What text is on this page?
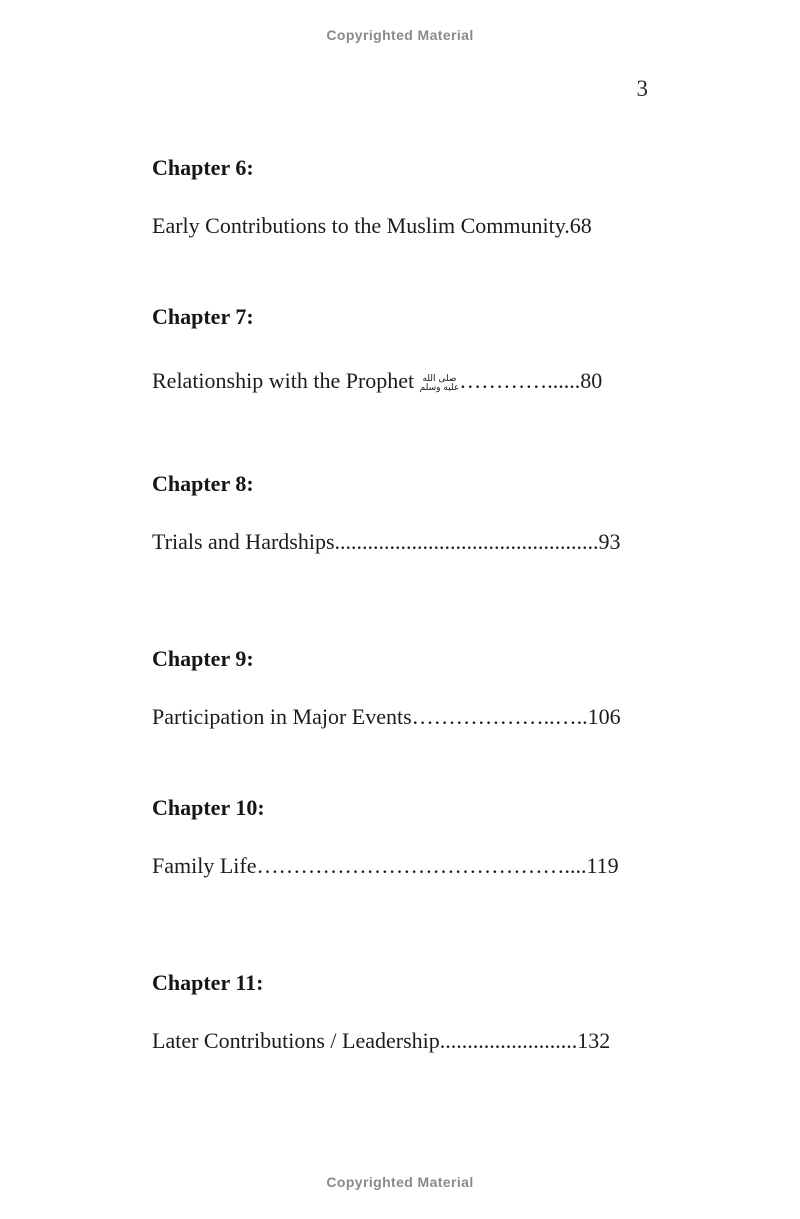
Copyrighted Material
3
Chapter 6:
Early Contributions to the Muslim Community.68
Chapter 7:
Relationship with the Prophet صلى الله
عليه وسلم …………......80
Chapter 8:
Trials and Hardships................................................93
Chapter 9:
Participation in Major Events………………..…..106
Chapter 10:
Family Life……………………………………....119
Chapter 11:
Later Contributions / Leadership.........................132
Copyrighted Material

+ + + +

> [Exercise aim]:
Skipping the pictures, transcribe each line above exactly as it appears.

> [Answer]:
What text is on this page?
Copyrighted Material
3
Chapter 6:
Early Contributions to the Muslim Community.68
Chapter 7:
Relationship with the Prophet صلى الله
عليه وسلم …………......80
Chapter 8:
Trials and Hardships................................................93
Chapter 9:
Participation in Major Events………………..…..106
Chapter 10:
Family Life……………………………………....119
Chapter 11:
Later Contributions / Leadership.........................132
Copyrighted Material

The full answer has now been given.